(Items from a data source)
- - -
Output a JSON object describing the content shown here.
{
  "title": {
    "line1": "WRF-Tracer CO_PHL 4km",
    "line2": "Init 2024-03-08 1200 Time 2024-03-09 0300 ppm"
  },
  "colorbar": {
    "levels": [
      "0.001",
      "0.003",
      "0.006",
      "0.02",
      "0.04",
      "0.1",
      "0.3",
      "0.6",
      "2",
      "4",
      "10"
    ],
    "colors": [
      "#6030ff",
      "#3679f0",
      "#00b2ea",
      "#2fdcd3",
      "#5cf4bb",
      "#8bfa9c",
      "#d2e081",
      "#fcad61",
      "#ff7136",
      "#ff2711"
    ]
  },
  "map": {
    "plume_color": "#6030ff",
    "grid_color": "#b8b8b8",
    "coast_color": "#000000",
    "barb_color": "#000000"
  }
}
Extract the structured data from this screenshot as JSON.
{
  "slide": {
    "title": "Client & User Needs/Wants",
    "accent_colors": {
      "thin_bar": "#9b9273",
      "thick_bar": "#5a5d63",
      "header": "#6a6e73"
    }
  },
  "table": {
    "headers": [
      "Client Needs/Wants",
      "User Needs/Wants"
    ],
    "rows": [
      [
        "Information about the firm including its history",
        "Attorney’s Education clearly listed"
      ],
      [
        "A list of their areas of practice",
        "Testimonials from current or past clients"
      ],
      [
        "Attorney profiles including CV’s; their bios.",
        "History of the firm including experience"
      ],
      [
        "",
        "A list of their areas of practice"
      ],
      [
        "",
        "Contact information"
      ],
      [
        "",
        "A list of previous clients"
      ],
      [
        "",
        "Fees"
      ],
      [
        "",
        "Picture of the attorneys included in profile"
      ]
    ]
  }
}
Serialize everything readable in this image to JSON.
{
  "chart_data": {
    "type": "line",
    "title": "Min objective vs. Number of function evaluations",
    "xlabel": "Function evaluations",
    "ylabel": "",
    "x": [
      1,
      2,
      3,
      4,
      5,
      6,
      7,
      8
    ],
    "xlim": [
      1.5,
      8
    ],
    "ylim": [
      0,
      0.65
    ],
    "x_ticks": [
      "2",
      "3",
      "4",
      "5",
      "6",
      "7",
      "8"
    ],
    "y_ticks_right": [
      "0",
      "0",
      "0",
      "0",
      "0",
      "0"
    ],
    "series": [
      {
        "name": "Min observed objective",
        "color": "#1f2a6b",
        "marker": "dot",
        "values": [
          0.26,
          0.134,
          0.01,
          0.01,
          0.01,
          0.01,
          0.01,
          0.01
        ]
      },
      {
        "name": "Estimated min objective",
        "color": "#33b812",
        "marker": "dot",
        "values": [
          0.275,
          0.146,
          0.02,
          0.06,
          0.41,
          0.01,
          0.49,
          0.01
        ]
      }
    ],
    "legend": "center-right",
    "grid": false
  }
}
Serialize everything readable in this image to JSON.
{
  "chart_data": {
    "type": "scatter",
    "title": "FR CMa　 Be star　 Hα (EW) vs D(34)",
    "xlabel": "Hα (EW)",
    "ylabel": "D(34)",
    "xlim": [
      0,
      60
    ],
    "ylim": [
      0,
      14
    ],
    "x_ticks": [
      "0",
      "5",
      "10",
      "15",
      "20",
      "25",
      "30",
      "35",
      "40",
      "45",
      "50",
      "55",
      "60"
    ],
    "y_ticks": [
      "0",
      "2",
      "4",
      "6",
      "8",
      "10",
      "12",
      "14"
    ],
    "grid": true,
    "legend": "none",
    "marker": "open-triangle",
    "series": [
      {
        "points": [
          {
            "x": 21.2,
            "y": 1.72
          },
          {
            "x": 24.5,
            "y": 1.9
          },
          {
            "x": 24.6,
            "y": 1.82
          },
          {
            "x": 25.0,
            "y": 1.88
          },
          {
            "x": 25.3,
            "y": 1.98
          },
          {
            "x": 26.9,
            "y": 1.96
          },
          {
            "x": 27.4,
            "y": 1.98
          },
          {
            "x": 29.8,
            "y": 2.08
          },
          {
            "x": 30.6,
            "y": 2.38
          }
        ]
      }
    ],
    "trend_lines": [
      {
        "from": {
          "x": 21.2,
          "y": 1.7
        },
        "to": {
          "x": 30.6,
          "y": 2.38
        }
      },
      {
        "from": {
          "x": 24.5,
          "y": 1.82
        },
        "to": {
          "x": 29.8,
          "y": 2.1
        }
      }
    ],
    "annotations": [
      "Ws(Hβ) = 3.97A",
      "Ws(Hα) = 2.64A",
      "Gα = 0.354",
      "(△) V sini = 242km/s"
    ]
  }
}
- - -
**Work to complete**
Copy every line of the records above that contains "firm".

**Task answer**
        "Information about the firm including its history",
        "History of the firm including experience"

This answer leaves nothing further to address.